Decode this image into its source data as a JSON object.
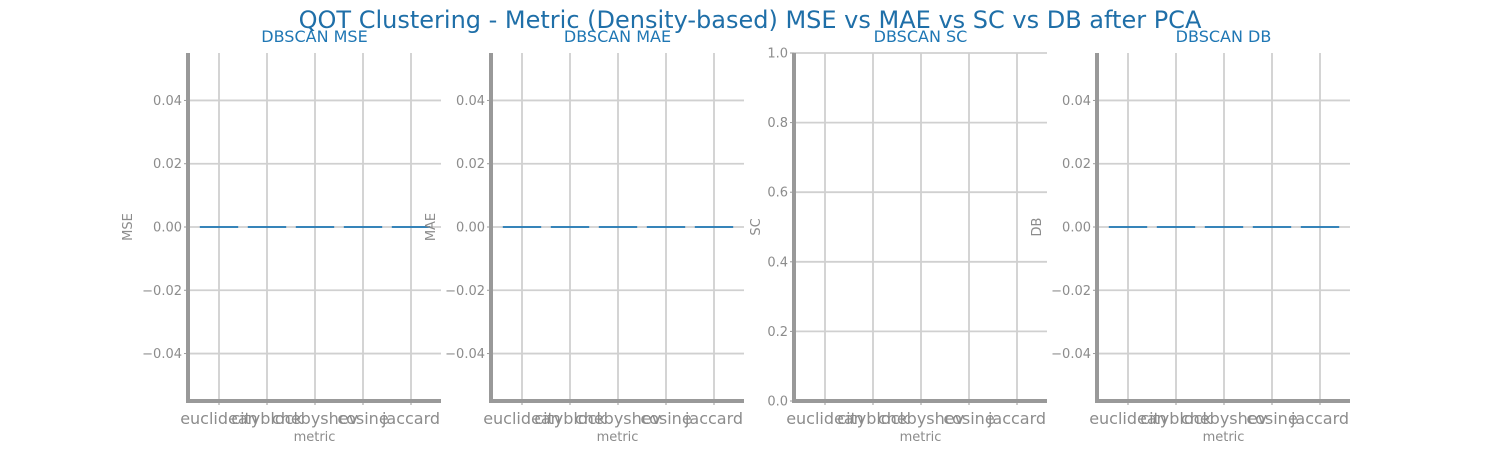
{
  "suptitle": "QOT Clustering - Metric (Density-based) MSE vs MAE vs SC vs DB after PCA",
  "colors": {
    "line": "#1f77b4",
    "grid": "#d0d0d0",
    "spine": "#999999",
    "text": "#8c8c8c",
    "title": "#1f77b4"
  },
  "chart_data": [
    {
      "type": "line",
      "title": "DBSCAN MSE",
      "xlabel": "metric",
      "ylabel": "MSE",
      "categories": [
        "euclidean",
        "cityblock",
        "chebyshev",
        "cosine",
        "jaccard"
      ],
      "series": [
        {
          "values": [
            0,
            0,
            0,
            0,
            0
          ]
        }
      ],
      "ylim": [
        -0.055,
        0.055
      ],
      "yticks": [
        -0.04,
        -0.02,
        0.0,
        0.02,
        0.04
      ],
      "ytick_labels": [
        "−0.04",
        "−0.02",
        "0.00",
        "0.02",
        "0.04"
      ],
      "grid": true,
      "line_style": "dashed"
    },
    {
      "type": "line",
      "title": "DBSCAN MAE",
      "xlabel": "metric",
      "ylabel": "MAE",
      "categories": [
        "euclidean",
        "cityblock",
        "chebyshev",
        "cosine",
        "jaccard"
      ],
      "series": [
        {
          "values": [
            0,
            0,
            0,
            0,
            0
          ]
        }
      ],
      "ylim": [
        -0.055,
        0.055
      ],
      "yticks": [
        -0.04,
        -0.02,
        0.0,
        0.02,
        0.04
      ],
      "ytick_labels": [
        "−0.04",
        "−0.02",
        "0.00",
        "0.02",
        "0.04"
      ],
      "grid": true,
      "line_style": "dashed"
    },
    {
      "type": "line",
      "title": "DBSCAN SC",
      "xlabel": "metric",
      "ylabel": "SC",
      "categories": [
        "euclidean",
        "cityblock",
        "chebyshev",
        "cosine",
        "jaccard"
      ],
      "series": [],
      "ylim": [
        0.0,
        1.0
      ],
      "yticks": [
        0.0,
        0.2,
        0.4,
        0.6,
        0.8,
        1.0
      ],
      "ytick_labels": [
        "0.0",
        "0.2",
        "0.4",
        "0.6",
        "0.8",
        "1.0"
      ],
      "grid": true,
      "line_style": "dashed"
    },
    {
      "type": "line",
      "title": "DBSCAN DB",
      "xlabel": "metric",
      "ylabel": "DB",
      "categories": [
        "euclidean",
        "cityblock",
        "chebyshev",
        "cosine",
        "jaccard"
      ],
      "series": [
        {
          "values": [
            0,
            0,
            0,
            0,
            0
          ]
        }
      ],
      "ylim": [
        -0.055,
        0.055
      ],
      "yticks": [
        -0.04,
        -0.02,
        0.0,
        0.02,
        0.04
      ],
      "ytick_labels": [
        "−0.04",
        "−0.02",
        "0.00",
        "0.02",
        "0.04"
      ],
      "grid": true,
      "line_style": "dashed"
    }
  ]
}
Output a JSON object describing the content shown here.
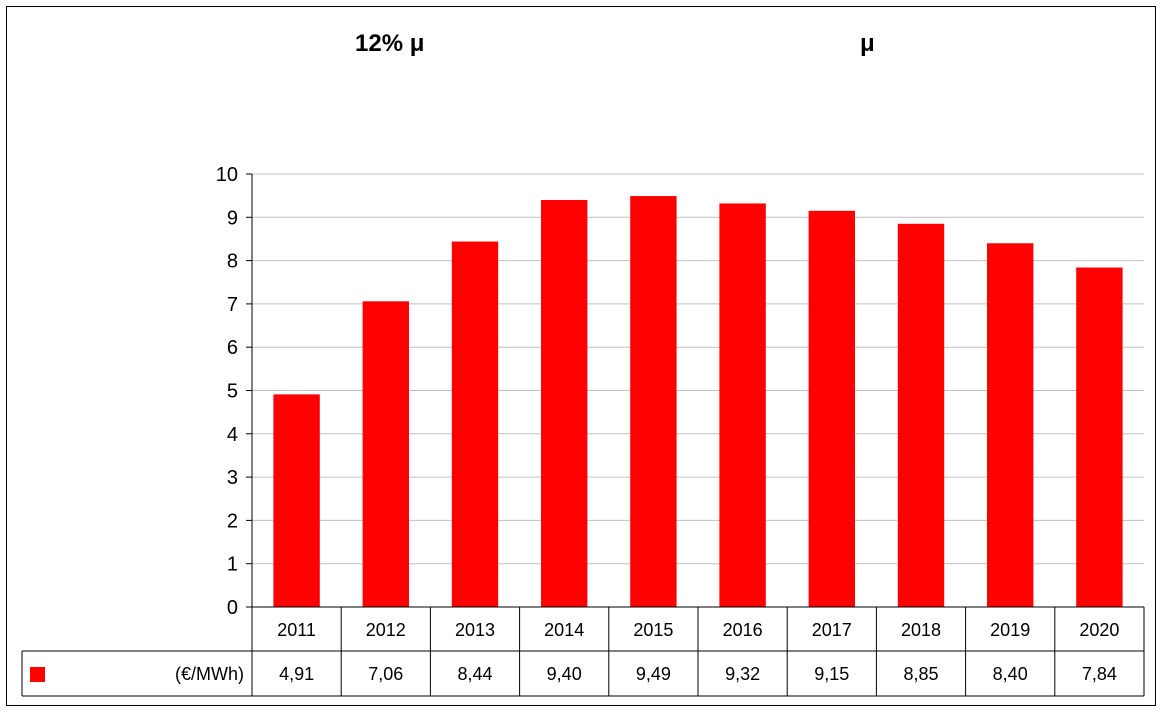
{
  "titles": {
    "left": "12% μ",
    "right": "μ"
  },
  "chart_data": {
    "type": "bar",
    "categories": [
      "2011",
      "2012",
      "2013",
      "2014",
      "2015",
      "2016",
      "2017",
      "2018",
      "2019",
      "2020"
    ],
    "series": [
      {
        "name": "(€/MWh)",
        "values": [
          4.91,
          7.06,
          8.44,
          9.4,
          9.49,
          9.32,
          9.15,
          8.85,
          8.4,
          7.84
        ],
        "color": "#ff0000"
      }
    ],
    "value_labels": [
      "4,91",
      "7,06",
      "8,44",
      "9,40",
      "9,49",
      "9,32",
      "9,15",
      "8,85",
      "8,40",
      "7,84"
    ],
    "ylim": [
      0,
      10
    ],
    "yticks": [
      0,
      1,
      2,
      3,
      4,
      5,
      6,
      7,
      8,
      9,
      10
    ],
    "grid": true,
    "data_table": true,
    "gridline_color": "#c0c0c0"
  }
}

=== REQUIRED WORK ===
Return the whole listing, word for word, and leave out every picture.

=== TASK ANSWER ===
Decode this image into its source data as a JSON object.
{
  "suptitle": "QOT Clustering - Metric (Density-based) MSE vs MAE vs SC vs DB after PCA",
  "colors": {
    "line": "#1f77b4",
    "grid": "#d0d0d0",
    "spine": "#999999",
    "text": "#8c8c8c",
    "title": "#1f77b4"
  },
  "chart_data": [
    {
      "type": "line",
      "title": "DBSCAN MSE",
      "xlabel": "metric",
      "ylabel": "MSE",
      "categories": [
        "euclidean",
        "cityblock",
        "chebyshev",
        "cosine",
        "jaccard"
      ],
      "series": [
        {
          "values": [
            0,
            0,
            0,
            0,
            0
          ]
        }
      ],
      "ylim": [
        -0.055,
        0.055
      ],
      "yticks": [
        -0.04,
        -0.02,
        0.0,
        0.02,
        0.04
      ],
      "ytick_labels": [
        "−0.04",
        "−0.02",
        "0.00",
        "0.02",
        "0.04"
      ],
      "grid": true,
      "line_style": "dashed"
    },
    {
      "type": "line",
      "title": "DBSCAN MAE",
      "xlabel": "metric",
      "ylabel": "MAE",
      "categories": [
        "euclidean",
        "cityblock",
        "chebyshev",
        "cosine",
        "jaccard"
      ],
      "series": [
        {
          "values": [
            0,
            0,
            0,
            0,
            0
          ]
        }
      ],
      "ylim": [
        -0.055,
        0.055
      ],
      "yticks": [
        -0.04,
        -0.02,
        0.0,
        0.02,
        0.04
      ],
      "ytick_labels": [
        "−0.04",
        "−0.02",
        "0.00",
        "0.02",
        "0.04"
      ],
      "grid": true,
      "line_style": "dashed"
    },
    {
      "type": "line",
      "title": "DBSCAN SC",
      "xlabel": "metric",
      "ylabel": "SC",
      "categories": [
        "euclidean",
        "cityblock",
        "chebyshev",
        "cosine",
        "jaccard"
      ],
      "series": [],
      "ylim": [
        0.0,
        1.0
      ],
      "yticks": [
        0.0,
        0.2,
        0.4,
        0.6,
        0.8,
        1.0
      ],
      "ytick_labels": [
        "0.0",
        "0.2",
        "0.4",
        "0.6",
        "0.8",
        "1.0"
      ],
      "grid": true,
      "line_style": "dashed"
    },
    {
      "type": "line",
      "title": "DBSCAN DB",
      "xlabel": "metric",
      "ylabel": "DB",
      "categories": [
        "euclidean",
        "cityblock",
        "chebyshev",
        "cosine",
        "jaccard"
      ],
      "series": [
        {
          "values": [
            0,
            0,
            0,
            0,
            0
          ]
        }
      ],
      "ylim": [
        -0.055,
        0.055
      ],
      "yticks": [
        -0.04,
        -0.02,
        0.0,
        0.02,
        0.04
      ],
      "ytick_labels": [
        "−0.04",
        "−0.02",
        "0.00",
        "0.02",
        "0.04"
      ],
      "grid": true,
      "line_style": "dashed"
    }
  ]
}
Output a JSON object describing the content shown here.
{
  "titles": {
    "left": "12% μ",
    "right": "μ"
  },
  "chart_data": {
    "type": "bar",
    "categories": [
      "2011",
      "2012",
      "2013",
      "2014",
      "2015",
      "2016",
      "2017",
      "2018",
      "2019",
      "2020"
    ],
    "series": [
      {
        "name": "(€/MWh)",
        "values": [
          4.91,
          7.06,
          8.44,
          9.4,
          9.49,
          9.32,
          9.15,
          8.85,
          8.4,
          7.84
        ],
        "color": "#ff0000"
      }
    ],
    "value_labels": [
      "4,91",
      "7,06",
      "8,44",
      "9,40",
      "9,49",
      "9,32",
      "9,15",
      "8,85",
      "8,40",
      "7,84"
    ],
    "ylim": [
      0,
      10
    ],
    "yticks": [
      0,
      1,
      2,
      3,
      4,
      5,
      6,
      7,
      8,
      9,
      10
    ],
    "grid": true,
    "data_table": true,
    "gridline_color": "#c0c0c0"
  }
}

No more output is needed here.